SET EXERCISE: Restate every entry word for word.
###
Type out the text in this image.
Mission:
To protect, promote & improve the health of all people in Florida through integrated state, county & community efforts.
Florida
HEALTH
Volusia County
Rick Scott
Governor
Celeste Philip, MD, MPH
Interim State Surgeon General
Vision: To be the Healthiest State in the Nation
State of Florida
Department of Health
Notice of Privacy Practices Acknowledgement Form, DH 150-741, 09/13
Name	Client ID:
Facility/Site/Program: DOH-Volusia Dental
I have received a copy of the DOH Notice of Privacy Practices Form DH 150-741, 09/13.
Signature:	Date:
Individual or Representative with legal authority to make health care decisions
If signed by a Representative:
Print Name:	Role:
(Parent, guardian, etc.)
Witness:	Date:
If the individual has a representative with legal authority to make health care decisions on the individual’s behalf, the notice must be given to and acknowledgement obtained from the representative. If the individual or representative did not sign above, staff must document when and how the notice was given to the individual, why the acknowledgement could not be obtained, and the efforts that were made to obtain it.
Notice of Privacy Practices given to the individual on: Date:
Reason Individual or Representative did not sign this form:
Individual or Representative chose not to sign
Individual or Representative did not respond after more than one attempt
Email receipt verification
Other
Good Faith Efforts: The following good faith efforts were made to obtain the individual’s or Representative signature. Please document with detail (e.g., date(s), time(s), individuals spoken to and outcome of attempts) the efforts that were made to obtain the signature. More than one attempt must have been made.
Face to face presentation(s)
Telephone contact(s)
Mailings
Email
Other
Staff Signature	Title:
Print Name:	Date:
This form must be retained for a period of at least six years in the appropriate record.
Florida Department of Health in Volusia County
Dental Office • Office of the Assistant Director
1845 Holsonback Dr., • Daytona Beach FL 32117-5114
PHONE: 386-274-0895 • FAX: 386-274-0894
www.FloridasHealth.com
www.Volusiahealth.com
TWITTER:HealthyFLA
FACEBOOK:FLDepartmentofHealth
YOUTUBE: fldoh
###
RESULT OF THE TASK:
Type out the text in this image.
Mission:
To protect, promote & improve the health of all people in Florida through integrated state, county & community efforts.
Florida
HEALTH
Volusia County
Rick Scott
Governor
Celeste Philip, MD, MPH
Interim State Surgeon General
Vision: To be the Healthiest State in the Nation
State of Florida
Department of Health
Notice of Privacy Practices Acknowledgement Form, DH 150-741, 09/13
Name	Client ID:
Facility/Site/Program: DOH-Volusia Dental
I have received a copy of the DOH Notice of Privacy Practices Form DH 150-741, 09/13.
Signature:	Date:
Individual or Representative with legal authority to make health care decisions
If signed by a Representative:
Print Name:	Role:
(Parent, guardian, etc.)
Witness:	Date:
If the individual has a representative with legal authority to make health care decisions on the individual’s behalf, the notice must be given to and acknowledgement obtained from the representative. If the individual or representative did not sign above, staff must document when and how the notice was given to the individual, why the acknowledgement could not be obtained, and the efforts that were made to obtain it.
Notice of Privacy Practices given to the individual on: Date:
Reason Individual or Representative did not sign this form:
Individual or Representative chose not to sign
Individual or Representative did not respond after more than one attempt
Email receipt verification
Other
Good Faith Efforts: The following good faith efforts were made to obtain the individual’s or Representative signature. Please document with detail (e.g., date(s), time(s), individuals spoken to and outcome of attempts) the efforts that were made to obtain the signature. More than one attempt must have been made.
Face to face presentation(s)
Telephone contact(s)
Mailings
Email
Other
Staff Signature	Title:
Print Name:	Date:
This form must be retained for a period of at least six years in the appropriate record.
Florida Department of Health in Volusia County
Dental Office • Office of the Assistant Director
1845 Holsonback Dr., • Daytona Beach FL 32117-5114
PHONE: 386-274-0895 • FAX: 386-274-0894
www.FloridasHealth.com
www.Volusiahealth.com
TWITTER:HealthyFLA
FACEBOOK:FLDepartmentofHealth
YOUTUBE: fldoh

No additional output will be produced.